— Data extract —
'''

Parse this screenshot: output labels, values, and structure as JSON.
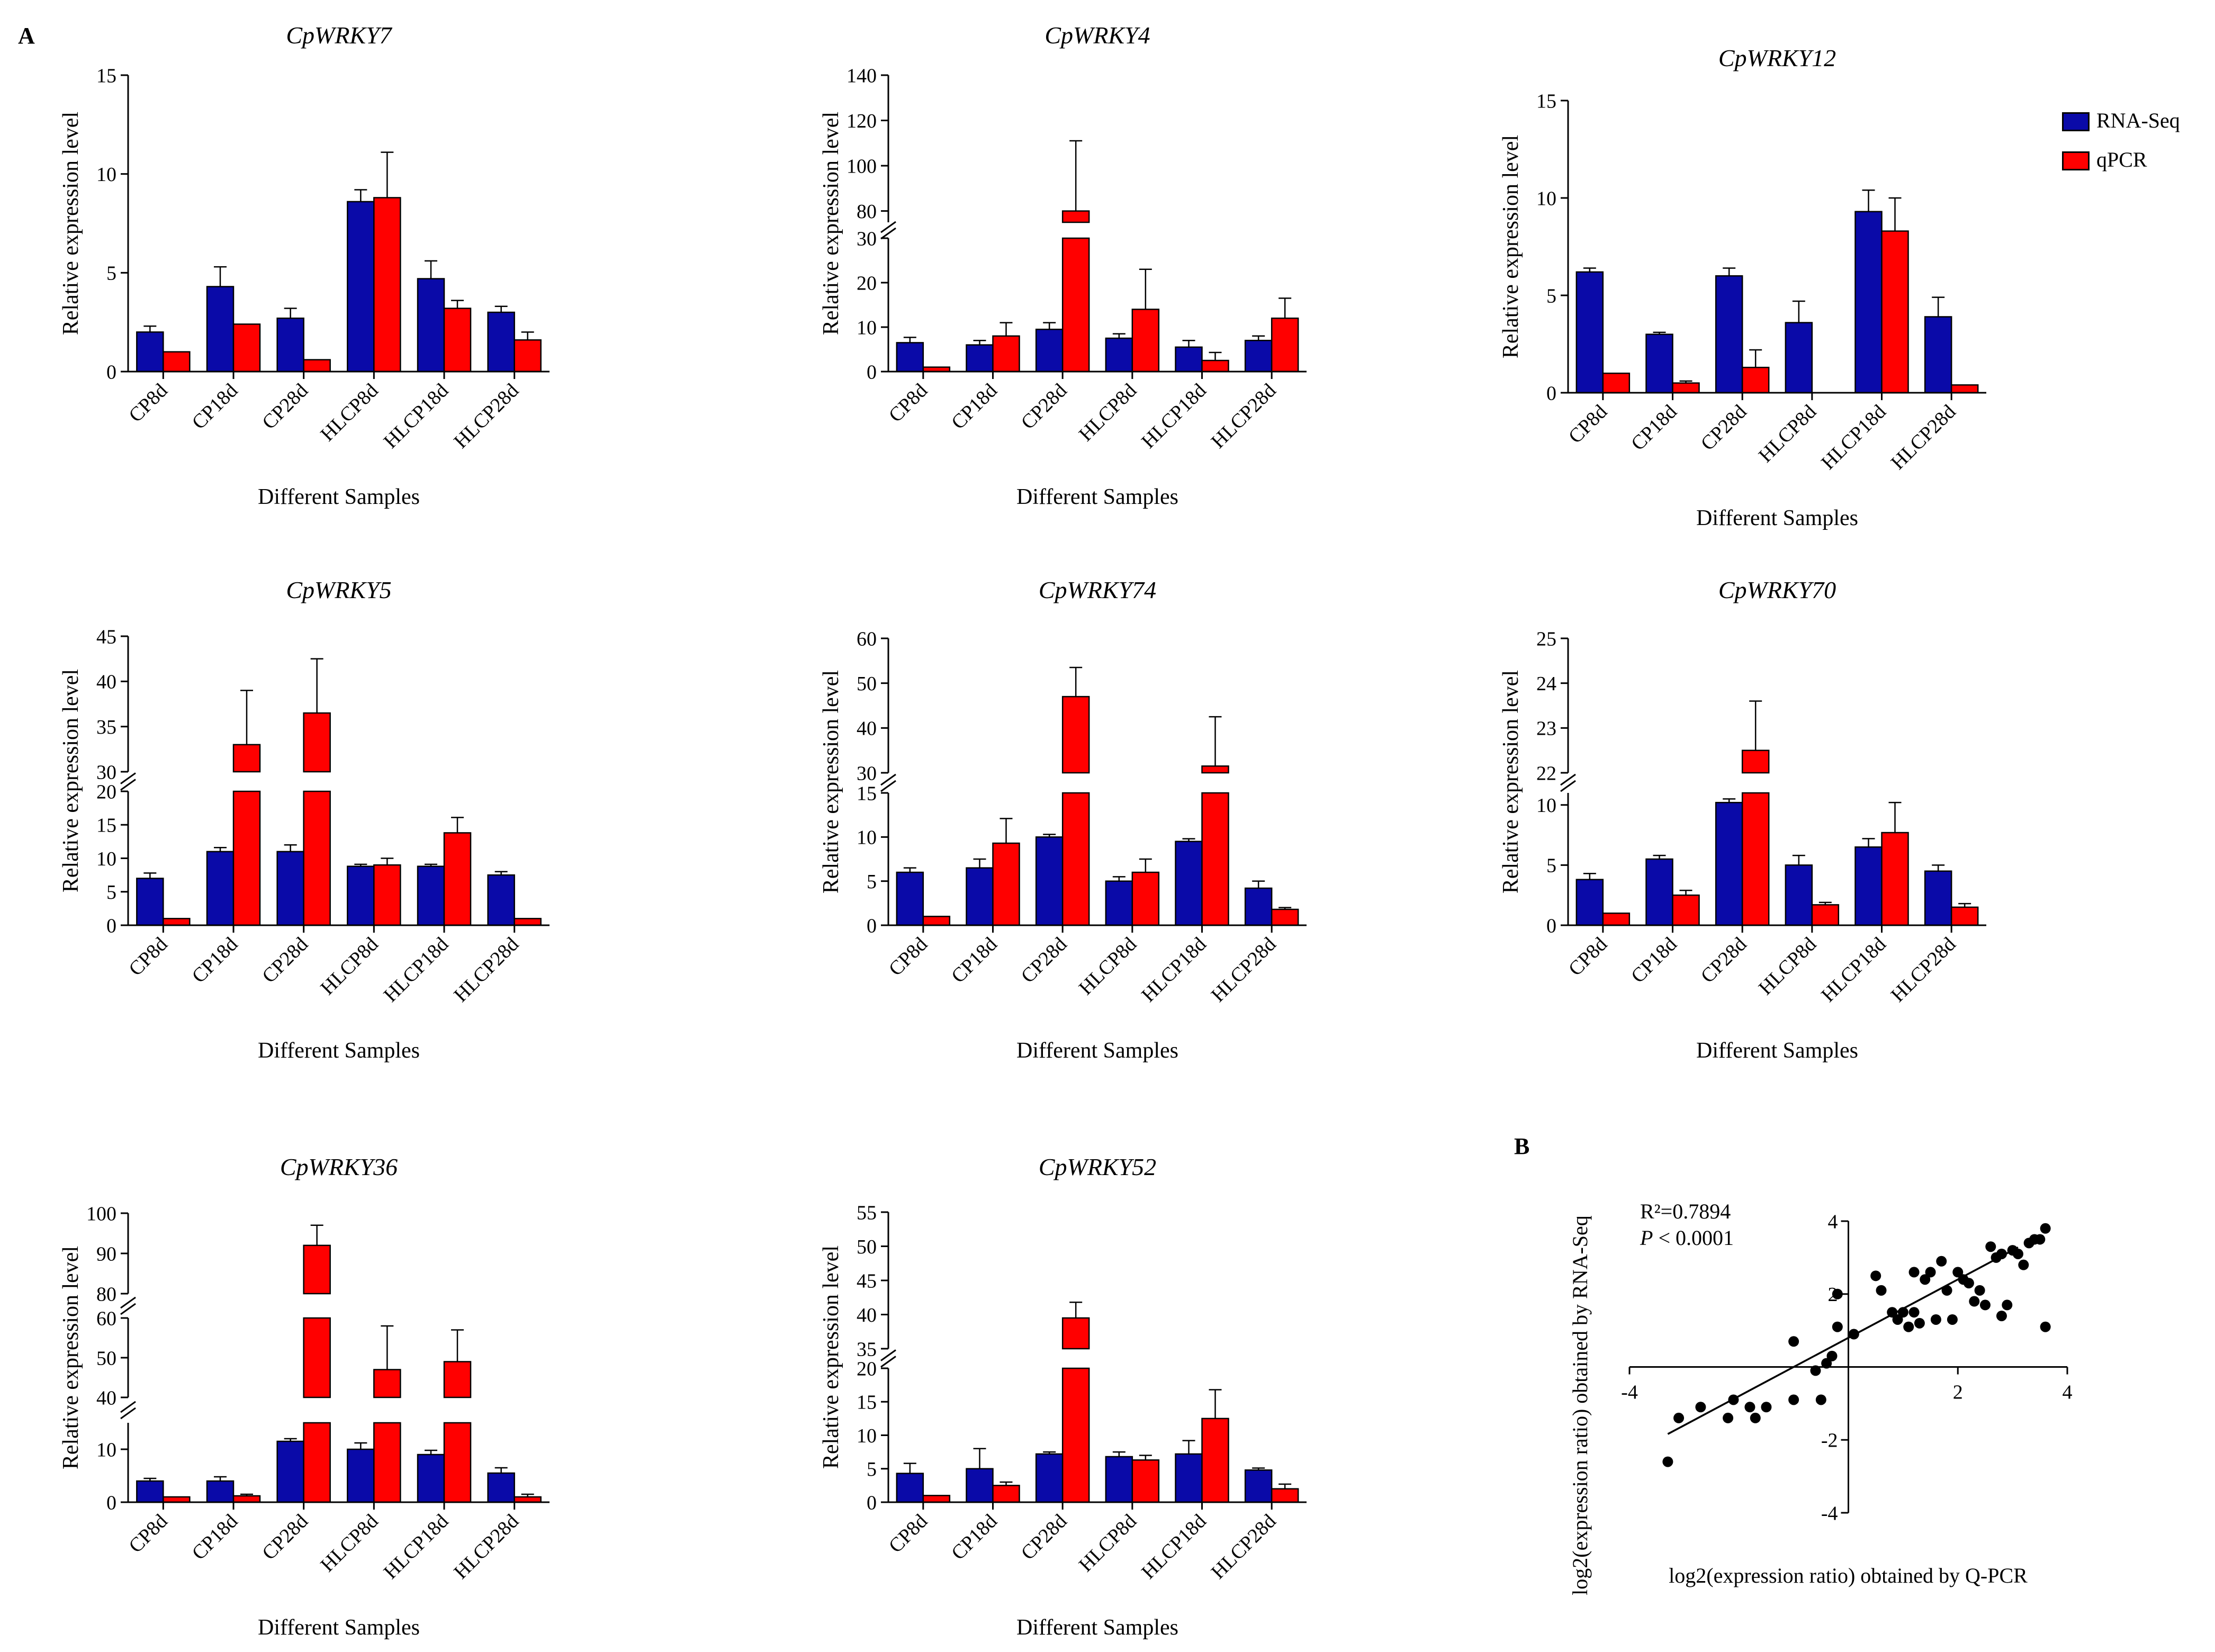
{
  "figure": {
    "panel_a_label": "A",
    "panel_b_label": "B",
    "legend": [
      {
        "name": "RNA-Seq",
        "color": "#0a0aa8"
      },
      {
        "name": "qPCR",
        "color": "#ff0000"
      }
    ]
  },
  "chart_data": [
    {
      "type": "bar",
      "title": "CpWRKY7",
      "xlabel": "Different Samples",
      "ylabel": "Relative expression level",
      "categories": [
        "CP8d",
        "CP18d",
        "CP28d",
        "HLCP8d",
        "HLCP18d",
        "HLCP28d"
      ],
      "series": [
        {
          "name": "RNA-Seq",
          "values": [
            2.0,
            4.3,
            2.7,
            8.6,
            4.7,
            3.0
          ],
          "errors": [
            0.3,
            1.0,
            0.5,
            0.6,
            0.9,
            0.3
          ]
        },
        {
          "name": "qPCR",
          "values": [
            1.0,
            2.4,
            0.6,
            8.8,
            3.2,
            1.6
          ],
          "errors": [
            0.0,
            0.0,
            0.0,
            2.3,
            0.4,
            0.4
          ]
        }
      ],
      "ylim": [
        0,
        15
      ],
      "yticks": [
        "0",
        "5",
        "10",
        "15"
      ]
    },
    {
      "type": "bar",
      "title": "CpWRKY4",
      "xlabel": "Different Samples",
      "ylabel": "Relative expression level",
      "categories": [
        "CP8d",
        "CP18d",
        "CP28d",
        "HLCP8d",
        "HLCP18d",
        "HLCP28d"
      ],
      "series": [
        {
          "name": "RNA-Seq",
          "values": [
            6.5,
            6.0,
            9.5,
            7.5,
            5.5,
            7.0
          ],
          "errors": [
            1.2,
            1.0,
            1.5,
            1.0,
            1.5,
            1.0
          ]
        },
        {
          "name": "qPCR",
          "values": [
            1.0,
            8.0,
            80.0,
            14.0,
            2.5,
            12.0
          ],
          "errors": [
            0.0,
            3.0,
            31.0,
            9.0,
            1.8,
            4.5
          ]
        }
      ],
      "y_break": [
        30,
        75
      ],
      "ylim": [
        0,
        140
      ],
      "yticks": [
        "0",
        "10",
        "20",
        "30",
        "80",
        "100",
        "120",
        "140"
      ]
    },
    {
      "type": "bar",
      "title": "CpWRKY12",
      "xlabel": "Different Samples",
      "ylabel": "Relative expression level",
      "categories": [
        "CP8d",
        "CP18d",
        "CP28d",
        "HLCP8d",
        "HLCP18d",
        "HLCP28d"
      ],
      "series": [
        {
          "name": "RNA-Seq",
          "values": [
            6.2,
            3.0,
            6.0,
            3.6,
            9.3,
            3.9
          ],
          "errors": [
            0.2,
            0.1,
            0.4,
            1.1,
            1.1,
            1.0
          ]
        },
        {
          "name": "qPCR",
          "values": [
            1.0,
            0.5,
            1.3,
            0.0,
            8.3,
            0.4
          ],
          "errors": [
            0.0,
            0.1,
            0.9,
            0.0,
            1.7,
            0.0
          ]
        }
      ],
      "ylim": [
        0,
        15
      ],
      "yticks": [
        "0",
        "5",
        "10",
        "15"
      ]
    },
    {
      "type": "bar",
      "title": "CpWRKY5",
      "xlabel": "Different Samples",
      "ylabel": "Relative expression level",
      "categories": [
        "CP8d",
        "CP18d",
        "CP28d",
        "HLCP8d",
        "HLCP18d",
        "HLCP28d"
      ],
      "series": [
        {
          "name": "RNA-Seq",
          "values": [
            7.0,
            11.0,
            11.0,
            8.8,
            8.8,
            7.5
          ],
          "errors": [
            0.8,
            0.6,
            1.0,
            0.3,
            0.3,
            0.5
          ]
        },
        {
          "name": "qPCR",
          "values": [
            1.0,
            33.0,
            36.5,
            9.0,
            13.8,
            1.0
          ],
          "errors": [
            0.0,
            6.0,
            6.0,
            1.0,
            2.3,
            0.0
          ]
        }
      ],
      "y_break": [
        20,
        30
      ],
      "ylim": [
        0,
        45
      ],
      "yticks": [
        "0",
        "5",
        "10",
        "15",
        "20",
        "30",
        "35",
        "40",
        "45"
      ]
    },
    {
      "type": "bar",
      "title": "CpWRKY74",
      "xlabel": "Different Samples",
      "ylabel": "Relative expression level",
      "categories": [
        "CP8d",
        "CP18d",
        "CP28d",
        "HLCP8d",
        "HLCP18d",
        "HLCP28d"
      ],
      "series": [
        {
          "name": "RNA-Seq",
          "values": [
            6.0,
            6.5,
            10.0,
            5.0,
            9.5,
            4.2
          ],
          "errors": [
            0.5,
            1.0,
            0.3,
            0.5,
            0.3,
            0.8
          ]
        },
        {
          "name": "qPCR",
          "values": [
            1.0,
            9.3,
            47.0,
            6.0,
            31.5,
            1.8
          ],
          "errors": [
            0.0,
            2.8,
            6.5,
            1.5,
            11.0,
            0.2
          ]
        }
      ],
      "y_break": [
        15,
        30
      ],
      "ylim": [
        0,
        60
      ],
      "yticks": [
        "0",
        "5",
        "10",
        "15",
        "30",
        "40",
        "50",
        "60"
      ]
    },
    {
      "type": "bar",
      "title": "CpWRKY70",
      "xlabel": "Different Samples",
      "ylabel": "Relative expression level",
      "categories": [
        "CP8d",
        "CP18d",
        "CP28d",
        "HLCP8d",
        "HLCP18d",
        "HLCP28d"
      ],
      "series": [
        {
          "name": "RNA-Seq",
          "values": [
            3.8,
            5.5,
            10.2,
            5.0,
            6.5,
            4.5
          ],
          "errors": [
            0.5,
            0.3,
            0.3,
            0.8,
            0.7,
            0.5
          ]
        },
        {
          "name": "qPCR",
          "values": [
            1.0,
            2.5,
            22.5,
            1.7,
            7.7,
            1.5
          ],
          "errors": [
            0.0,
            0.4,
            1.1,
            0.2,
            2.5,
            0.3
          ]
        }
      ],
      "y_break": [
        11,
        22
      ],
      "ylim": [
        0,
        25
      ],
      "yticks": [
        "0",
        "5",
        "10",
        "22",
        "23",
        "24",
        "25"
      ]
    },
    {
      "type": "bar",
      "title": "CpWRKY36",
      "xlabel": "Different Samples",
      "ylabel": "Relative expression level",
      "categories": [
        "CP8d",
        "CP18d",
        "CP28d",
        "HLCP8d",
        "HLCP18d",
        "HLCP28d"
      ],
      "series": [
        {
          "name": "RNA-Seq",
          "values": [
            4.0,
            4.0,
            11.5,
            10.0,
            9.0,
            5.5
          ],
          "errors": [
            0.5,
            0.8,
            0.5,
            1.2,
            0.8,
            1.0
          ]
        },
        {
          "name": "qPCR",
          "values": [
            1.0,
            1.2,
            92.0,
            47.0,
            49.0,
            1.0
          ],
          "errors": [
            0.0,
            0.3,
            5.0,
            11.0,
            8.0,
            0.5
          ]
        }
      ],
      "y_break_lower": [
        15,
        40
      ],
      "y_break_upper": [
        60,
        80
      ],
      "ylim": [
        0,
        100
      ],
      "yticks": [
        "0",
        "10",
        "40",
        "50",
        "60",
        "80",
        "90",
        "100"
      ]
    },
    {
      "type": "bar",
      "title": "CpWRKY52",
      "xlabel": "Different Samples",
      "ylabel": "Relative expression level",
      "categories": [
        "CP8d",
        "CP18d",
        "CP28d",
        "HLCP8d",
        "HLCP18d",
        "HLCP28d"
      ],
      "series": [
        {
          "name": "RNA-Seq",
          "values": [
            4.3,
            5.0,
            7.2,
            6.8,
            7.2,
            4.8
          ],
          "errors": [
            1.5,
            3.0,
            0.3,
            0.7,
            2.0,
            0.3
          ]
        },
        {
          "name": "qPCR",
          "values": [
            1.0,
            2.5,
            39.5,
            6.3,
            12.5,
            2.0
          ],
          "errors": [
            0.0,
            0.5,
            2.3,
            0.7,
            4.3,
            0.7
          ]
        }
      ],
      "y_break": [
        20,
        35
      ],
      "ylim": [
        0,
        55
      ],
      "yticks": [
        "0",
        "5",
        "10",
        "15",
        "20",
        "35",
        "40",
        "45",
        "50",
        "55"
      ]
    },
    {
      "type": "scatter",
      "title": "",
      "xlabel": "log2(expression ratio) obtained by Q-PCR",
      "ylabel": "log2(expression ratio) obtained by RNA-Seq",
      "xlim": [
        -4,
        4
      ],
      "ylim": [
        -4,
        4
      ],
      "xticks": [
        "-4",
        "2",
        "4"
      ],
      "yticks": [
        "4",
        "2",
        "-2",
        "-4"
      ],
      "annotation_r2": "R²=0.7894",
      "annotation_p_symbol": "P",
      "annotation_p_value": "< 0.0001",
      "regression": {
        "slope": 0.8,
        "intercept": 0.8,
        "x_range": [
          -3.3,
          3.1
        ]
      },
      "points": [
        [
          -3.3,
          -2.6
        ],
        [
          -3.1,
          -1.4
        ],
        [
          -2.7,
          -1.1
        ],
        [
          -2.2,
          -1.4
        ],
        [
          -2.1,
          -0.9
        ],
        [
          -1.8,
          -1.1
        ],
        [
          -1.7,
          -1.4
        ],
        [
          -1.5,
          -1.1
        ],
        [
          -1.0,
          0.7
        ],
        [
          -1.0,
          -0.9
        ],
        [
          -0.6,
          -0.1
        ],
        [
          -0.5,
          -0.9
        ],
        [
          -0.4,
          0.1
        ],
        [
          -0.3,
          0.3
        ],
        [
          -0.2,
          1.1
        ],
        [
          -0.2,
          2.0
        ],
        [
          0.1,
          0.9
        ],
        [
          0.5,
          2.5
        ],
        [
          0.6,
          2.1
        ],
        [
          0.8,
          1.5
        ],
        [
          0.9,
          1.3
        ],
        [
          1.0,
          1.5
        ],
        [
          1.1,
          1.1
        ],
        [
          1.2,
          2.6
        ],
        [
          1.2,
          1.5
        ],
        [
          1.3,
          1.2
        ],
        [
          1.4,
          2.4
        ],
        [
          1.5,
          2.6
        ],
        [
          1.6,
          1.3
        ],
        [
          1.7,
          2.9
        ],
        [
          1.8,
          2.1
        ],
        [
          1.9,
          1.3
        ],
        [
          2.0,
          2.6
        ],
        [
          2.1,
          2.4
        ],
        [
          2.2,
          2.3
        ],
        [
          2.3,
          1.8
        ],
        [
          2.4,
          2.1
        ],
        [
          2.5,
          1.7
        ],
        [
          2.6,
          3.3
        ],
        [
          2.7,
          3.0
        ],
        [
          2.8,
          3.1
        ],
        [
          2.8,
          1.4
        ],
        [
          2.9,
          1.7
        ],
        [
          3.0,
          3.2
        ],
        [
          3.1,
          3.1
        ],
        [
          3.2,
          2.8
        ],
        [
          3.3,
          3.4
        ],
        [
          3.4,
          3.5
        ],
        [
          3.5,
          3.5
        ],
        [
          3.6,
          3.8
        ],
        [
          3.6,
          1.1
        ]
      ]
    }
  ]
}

'''

— Written exercise —
Extract all lines of the records above that include "obtained".

— Worked solution —
      "xlabel": "log2(expression ratio) obtained by Q-PCR",
      "ylabel": "log2(expression ratio) obtained by RNA-Seq",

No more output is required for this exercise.